What the exercise asks: Pictures do not belong in the copy; transcribe everything else in the records exactly.

—————

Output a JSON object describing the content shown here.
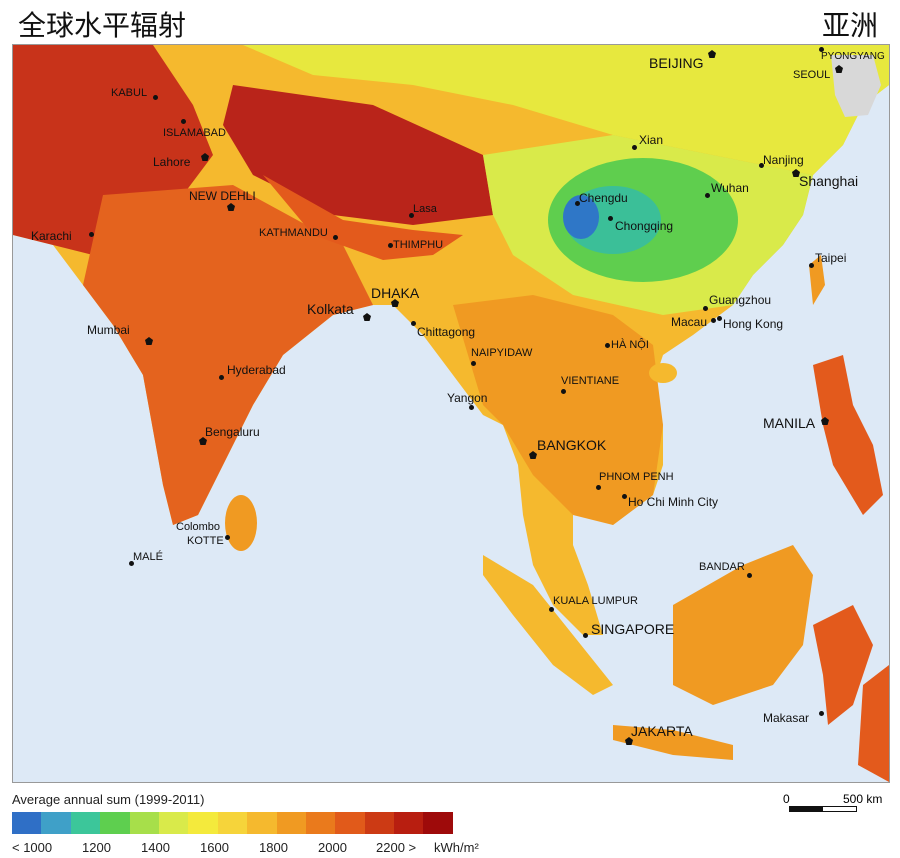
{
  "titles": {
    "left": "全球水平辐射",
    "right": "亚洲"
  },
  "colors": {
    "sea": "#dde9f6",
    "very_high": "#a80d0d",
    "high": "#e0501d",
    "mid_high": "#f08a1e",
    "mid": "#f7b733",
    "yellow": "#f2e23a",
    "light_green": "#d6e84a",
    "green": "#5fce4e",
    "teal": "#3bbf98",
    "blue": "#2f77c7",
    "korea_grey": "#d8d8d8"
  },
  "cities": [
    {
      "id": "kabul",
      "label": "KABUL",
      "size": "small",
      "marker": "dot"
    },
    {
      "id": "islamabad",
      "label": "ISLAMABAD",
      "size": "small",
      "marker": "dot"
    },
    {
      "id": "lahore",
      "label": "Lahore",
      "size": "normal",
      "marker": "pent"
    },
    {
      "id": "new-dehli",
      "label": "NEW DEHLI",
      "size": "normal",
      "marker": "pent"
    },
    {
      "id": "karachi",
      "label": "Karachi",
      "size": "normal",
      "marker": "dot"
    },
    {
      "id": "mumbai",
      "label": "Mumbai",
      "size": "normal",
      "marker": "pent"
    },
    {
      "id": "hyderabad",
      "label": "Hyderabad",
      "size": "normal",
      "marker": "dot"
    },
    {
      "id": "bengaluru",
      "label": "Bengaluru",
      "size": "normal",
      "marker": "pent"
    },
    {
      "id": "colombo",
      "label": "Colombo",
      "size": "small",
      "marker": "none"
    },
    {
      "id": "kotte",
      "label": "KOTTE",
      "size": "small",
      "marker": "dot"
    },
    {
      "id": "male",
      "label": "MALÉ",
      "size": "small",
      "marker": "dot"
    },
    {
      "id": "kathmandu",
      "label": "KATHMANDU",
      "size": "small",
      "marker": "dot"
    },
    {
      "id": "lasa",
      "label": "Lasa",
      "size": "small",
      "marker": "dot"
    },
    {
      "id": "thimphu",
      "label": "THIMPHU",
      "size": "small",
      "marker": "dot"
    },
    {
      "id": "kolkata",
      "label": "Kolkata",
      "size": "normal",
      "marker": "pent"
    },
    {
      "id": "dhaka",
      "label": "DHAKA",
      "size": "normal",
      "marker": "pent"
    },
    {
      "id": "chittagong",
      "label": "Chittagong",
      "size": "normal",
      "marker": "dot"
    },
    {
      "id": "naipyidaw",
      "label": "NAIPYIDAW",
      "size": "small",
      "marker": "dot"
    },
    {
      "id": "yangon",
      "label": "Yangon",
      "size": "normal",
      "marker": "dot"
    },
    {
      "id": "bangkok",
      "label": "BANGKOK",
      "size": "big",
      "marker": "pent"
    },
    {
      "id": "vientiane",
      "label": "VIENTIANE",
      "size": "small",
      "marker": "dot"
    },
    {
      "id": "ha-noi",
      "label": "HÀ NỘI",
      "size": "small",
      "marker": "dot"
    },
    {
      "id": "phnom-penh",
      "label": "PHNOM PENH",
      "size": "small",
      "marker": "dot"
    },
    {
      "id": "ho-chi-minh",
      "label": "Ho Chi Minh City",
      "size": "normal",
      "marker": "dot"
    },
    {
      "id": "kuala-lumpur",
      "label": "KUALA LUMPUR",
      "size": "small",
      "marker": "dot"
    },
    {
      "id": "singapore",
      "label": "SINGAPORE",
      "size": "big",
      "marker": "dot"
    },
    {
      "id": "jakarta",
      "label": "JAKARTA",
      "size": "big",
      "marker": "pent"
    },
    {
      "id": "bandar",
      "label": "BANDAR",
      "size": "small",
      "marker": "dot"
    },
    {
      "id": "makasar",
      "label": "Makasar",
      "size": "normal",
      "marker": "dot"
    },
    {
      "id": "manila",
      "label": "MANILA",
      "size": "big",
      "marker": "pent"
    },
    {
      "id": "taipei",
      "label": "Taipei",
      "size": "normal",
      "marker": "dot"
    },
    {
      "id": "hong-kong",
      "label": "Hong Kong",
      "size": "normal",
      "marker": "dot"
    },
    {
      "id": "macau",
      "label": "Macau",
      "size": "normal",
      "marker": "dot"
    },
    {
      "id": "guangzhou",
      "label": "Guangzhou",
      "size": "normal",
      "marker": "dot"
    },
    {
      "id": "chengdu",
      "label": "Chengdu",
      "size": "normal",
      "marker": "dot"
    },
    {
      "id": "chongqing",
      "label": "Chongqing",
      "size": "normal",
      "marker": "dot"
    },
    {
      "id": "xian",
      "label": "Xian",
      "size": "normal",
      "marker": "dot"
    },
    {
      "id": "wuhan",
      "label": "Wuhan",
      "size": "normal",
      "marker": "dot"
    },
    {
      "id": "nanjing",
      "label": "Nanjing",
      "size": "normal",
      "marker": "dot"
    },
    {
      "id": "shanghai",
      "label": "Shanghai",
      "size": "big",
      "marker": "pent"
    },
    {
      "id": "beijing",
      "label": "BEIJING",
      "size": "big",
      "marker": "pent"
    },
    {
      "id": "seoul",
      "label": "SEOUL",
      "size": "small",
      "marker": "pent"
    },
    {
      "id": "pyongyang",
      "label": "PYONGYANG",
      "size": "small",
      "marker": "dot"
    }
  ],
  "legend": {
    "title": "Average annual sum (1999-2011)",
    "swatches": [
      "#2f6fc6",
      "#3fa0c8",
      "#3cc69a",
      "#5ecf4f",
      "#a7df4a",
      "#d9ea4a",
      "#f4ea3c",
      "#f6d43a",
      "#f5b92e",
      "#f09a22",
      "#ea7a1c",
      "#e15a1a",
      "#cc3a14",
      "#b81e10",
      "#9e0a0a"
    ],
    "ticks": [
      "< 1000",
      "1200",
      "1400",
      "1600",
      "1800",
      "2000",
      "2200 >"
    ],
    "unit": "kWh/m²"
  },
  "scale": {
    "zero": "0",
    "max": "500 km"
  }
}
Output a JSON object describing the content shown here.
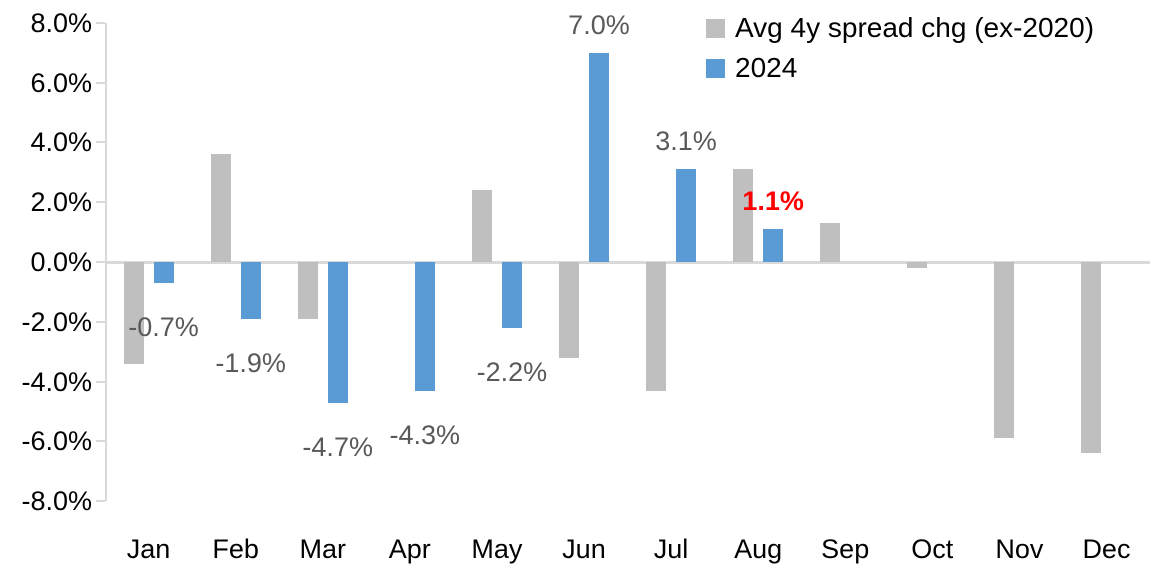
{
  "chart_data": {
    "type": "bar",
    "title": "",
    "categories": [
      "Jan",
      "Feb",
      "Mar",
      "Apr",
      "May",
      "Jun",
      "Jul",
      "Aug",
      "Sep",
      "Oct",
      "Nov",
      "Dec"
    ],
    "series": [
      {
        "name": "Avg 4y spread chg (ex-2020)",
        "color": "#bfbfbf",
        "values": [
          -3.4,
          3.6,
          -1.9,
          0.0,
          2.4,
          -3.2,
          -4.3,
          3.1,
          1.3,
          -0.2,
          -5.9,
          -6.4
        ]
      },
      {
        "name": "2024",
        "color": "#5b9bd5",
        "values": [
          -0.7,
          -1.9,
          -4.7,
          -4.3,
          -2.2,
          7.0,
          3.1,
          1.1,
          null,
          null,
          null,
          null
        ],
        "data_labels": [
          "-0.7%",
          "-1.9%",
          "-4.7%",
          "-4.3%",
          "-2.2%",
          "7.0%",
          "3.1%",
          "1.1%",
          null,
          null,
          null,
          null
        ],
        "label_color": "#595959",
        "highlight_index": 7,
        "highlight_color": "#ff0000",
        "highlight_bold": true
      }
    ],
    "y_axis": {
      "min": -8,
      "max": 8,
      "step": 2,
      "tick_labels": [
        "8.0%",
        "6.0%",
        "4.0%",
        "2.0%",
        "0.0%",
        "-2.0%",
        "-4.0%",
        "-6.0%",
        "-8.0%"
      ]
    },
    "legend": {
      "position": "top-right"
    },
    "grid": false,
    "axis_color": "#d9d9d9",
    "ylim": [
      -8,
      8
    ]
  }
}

—————

Answer for the task:
Output a JSON object describing the content shown here.
{
  "titles": {
    "left": "全球水平辐射",
    "right": "亚洲"
  },
  "colors": {
    "sea": "#dde9f6",
    "very_high": "#a80d0d",
    "high": "#e0501d",
    "mid_high": "#f08a1e",
    "mid": "#f7b733",
    "yellow": "#f2e23a",
    "light_green": "#d6e84a",
    "green": "#5fce4e",
    "teal": "#3bbf98",
    "blue": "#2f77c7",
    "korea_grey": "#d8d8d8"
  },
  "cities": [
    {
      "id": "kabul",
      "label": "KABUL",
      "size": "small",
      "marker": "dot"
    },
    {
      "id": "islamabad",
      "label": "ISLAMABAD",
      "size": "small",
      "marker": "dot"
    },
    {
      "id": "lahore",
      "label": "Lahore",
      "size": "normal",
      "marker": "pent"
    },
    {
      "id": "new-dehli",
      "label": "NEW DEHLI",
      "size": "normal",
      "marker": "pent"
    },
    {
      "id": "karachi",
      "label": "Karachi",
      "size": "normal",
      "marker": "dot"
    },
    {
      "id": "mumbai",
      "label": "Mumbai",
      "size": "normal",
      "marker": "pent"
    },
    {
      "id": "hyderabad",
      "label": "Hyderabad",
      "size": "normal",
      "marker": "dot"
    },
    {
      "id": "bengaluru",
      "label": "Bengaluru",
      "size": "normal",
      "marker": "pent"
    },
    {
      "id": "colombo",
      "label": "Colombo",
      "size": "small",
      "marker": "none"
    },
    {
      "id": "kotte",
      "label": "KOTTE",
      "size": "small",
      "marker": "dot"
    },
    {
      "id": "male",
      "label": "MALÉ",
      "size": "small",
      "marker": "dot"
    },
    {
      "id": "kathmandu",
      "label": "KATHMANDU",
      "size": "small",
      "marker": "dot"
    },
    {
      "id": "lasa",
      "label": "Lasa",
      "size": "small",
      "marker": "dot"
    },
    {
      "id": "thimphu",
      "label": "THIMPHU",
      "size": "small",
      "marker": "dot"
    },
    {
      "id": "kolkata",
      "label": "Kolkata",
      "size": "normal",
      "marker": "pent"
    },
    {
      "id": "dhaka",
      "label": "DHAKA",
      "size": "normal",
      "marker": "pent"
    },
    {
      "id": "chittagong",
      "label": "Chittagong",
      "size": "normal",
      "marker": "dot"
    },
    {
      "id": "naipyidaw",
      "label": "NAIPYIDAW",
      "size": "small",
      "marker": "dot"
    },
    {
      "id": "yangon",
      "label": "Yangon",
      "size": "normal",
      "marker": "dot"
    },
    {
      "id": "bangkok",
      "label": "BANGKOK",
      "size": "big",
      "marker": "pent"
    },
    {
      "id": "vientiane",
      "label": "VIENTIANE",
      "size": "small",
      "marker": "dot"
    },
    {
      "id": "ha-noi",
      "label": "HÀ NỘI",
      "size": "small",
      "marker": "dot"
    },
    {
      "id": "phnom-penh",
      "label": "PHNOM PENH",
      "size": "small",
      "marker": "dot"
    },
    {
      "id": "ho-chi-minh",
      "label": "Ho Chi Minh City",
      "size": "normal",
      "marker": "dot"
    },
    {
      "id": "kuala-lumpur",
      "label": "KUALA LUMPUR",
      "size": "small",
      "marker": "dot"
    },
    {
      "id": "singapore",
      "label": "SINGAPORE",
      "size": "big",
      "marker": "dot"
    },
    {
      "id": "jakarta",
      "label": "JAKARTA",
      "size": "big",
      "marker": "pent"
    },
    {
      "id": "bandar",
      "label": "BANDAR",
      "size": "small",
      "marker": "dot"
    },
    {
      "id": "makasar",
      "label": "Makasar",
      "size": "normal",
      "marker": "dot"
    },
    {
      "id": "manila",
      "label": "MANILA",
      "size": "big",
      "marker": "pent"
    },
    {
      "id": "taipei",
      "label": "Taipei",
      "size": "normal",
      "marker": "dot"
    },
    {
      "id": "hong-kong",
      "label": "Hong Kong",
      "size": "normal",
      "marker": "dot"
    },
    {
      "id": "macau",
      "label": "Macau",
      "size": "normal",
      "marker": "dot"
    },
    {
      "id": "guangzhou",
      "label": "Guangzhou",
      "size": "normal",
      "marker": "dot"
    },
    {
      "id": "chengdu",
      "label": "Chengdu",
      "size": "normal",
      "marker": "dot"
    },
    {
      "id": "chongqing",
      "label": "Chongqing",
      "size": "normal",
      "marker": "dot"
    },
    {
      "id": "xian",
      "label": "Xian",
      "size": "normal",
      "marker": "dot"
    },
    {
      "id": "wuhan",
      "label": "Wuhan",
      "size": "normal",
      "marker": "dot"
    },
    {
      "id": "nanjing",
      "label": "Nanjing",
      "size": "normal",
      "marker": "dot"
    },
    {
      "id": "shanghai",
      "label": "Shanghai",
      "size": "big",
      "marker": "pent"
    },
    {
      "id": "beijing",
      "label": "BEIJING",
      "size": "big",
      "marker": "pent"
    },
    {
      "id": "seoul",
      "label": "SEOUL",
      "size": "small",
      "marker": "pent"
    },
    {
      "id": "pyongyang",
      "label": "PYONGYANG",
      "size": "small",
      "marker": "dot"
    }
  ],
  "legend": {
    "title": "Average annual sum (1999-2011)",
    "swatches": [
      "#2f6fc6",
      "#3fa0c8",
      "#3cc69a",
      "#5ecf4f",
      "#a7df4a",
      "#d9ea4a",
      "#f4ea3c",
      "#f6d43a",
      "#f5b92e",
      "#f09a22",
      "#ea7a1c",
      "#e15a1a",
      "#cc3a14",
      "#b81e10",
      "#9e0a0a"
    ],
    "ticks": [
      "< 1000",
      "1200",
      "1400",
      "1600",
      "1800",
      "2000",
      "2200 >"
    ],
    "unit": "kWh/m²"
  },
  "scale": {
    "zero": "0",
    "max": "500 km"
  }
}
Output a JSON object describing the content shown here.
{
  "chart_data": {
    "type": "bar",
    "title": "",
    "categories": [
      "Jan",
      "Feb",
      "Mar",
      "Apr",
      "May",
      "Jun",
      "Jul",
      "Aug",
      "Sep",
      "Oct",
      "Nov",
      "Dec"
    ],
    "series": [
      {
        "name": "Avg 4y spread chg (ex-2020)",
        "color": "#bfbfbf",
        "values": [
          -3.4,
          3.6,
          -1.9,
          0.0,
          2.4,
          -3.2,
          -4.3,
          3.1,
          1.3,
          -0.2,
          -5.9,
          -6.4
        ]
      },
      {
        "name": "2024",
        "color": "#5b9bd5",
        "values": [
          -0.7,
          -1.9,
          -4.7,
          -4.3,
          -2.2,
          7.0,
          3.1,
          1.1,
          null,
          null,
          null,
          null
        ],
        "data_labels": [
          "-0.7%",
          "-1.9%",
          "-4.7%",
          "-4.3%",
          "-2.2%",
          "7.0%",
          "3.1%",
          "1.1%",
          null,
          null,
          null,
          null
        ],
        "label_color": "#595959",
        "highlight_index": 7,
        "highlight_color": "#ff0000",
        "highlight_bold": true
      }
    ],
    "y_axis": {
      "min": -8,
      "max": 8,
      "step": 2,
      "tick_labels": [
        "8.0%",
        "6.0%",
        "4.0%",
        "2.0%",
        "0.0%",
        "-2.0%",
        "-4.0%",
        "-6.0%",
        "-8.0%"
      ]
    },
    "legend": {
      "position": "top-right"
    },
    "grid": false,
    "axis_color": "#d9d9d9",
    "ylim": [
      -8,
      8
    ]
  }
}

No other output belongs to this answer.